*** INPUT FOR THIS TASK ***

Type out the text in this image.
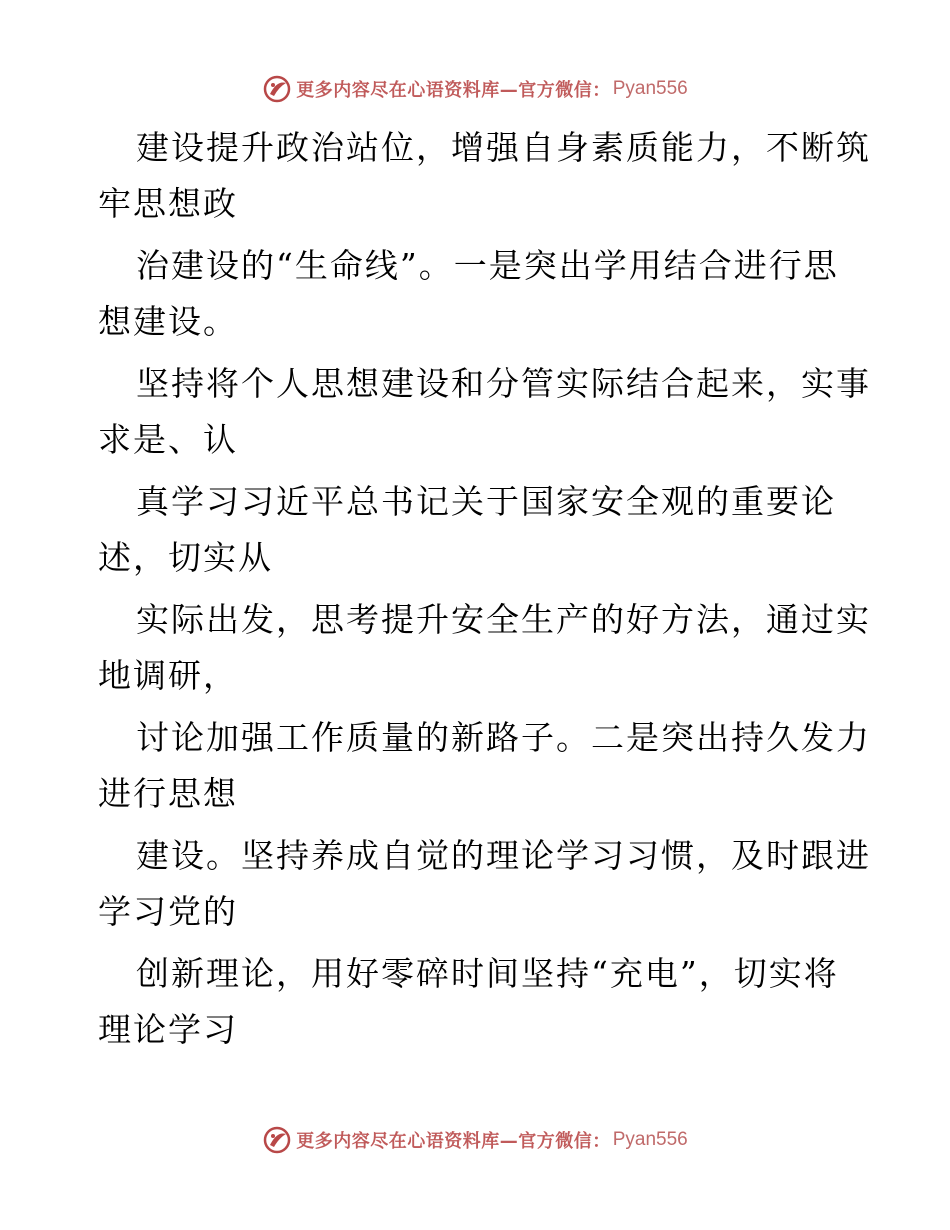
更多内容尽在心语资料库—官方微信： Pyan556

建设提升政治站位，增强自身素质能力，不断筑
牢思想政

治建设的“生命线”。一是突出学用结合进行思
想建设。

坚持将个人思想建设和分管实际结合起来，实事
求是、认

真学习习近平总书记关于国家安全观的重要论
述，切实从

实际出发，思考提升安全生产的好方法，通过实
地调研，

讨论加强工作质量的新路子。二是突出持久发力
进行思想

建设。坚持养成自觉的理论学习习惯，及时跟进
学习党的

创新理论，用好零碎时间坚持“充电”，切实将
理论学习

更多内容尽在心语资料库—官方微信： Pyan556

***

▸ EXERCISE BRIEF
Are you able to set down all the lines above exactly, without any pictures?

▸ SOLVED PROBLEM
Type out the text in this image.
更多内容尽在心语资料库—官方微信： Pyan556

建设提升政治站位，增强自身素质能力，不断筑
牢思想政

治建设的“生命线”。一是突出学用结合进行思
想建设。

坚持将个人思想建设和分管实际结合起来，实事
求是、认

真学习习近平总书记关于国家安全观的重要论
述，切实从

实际出发，思考提升安全生产的好方法，通过实
地调研，

讨论加强工作质量的新路子。二是突出持久发力
进行思想

建设。坚持养成自觉的理论学习习惯，及时跟进
学习党的

创新理论，用好零碎时间坚持“充电”，切实将
理论学习

更多内容尽在心语资料库—官方微信： Pyan556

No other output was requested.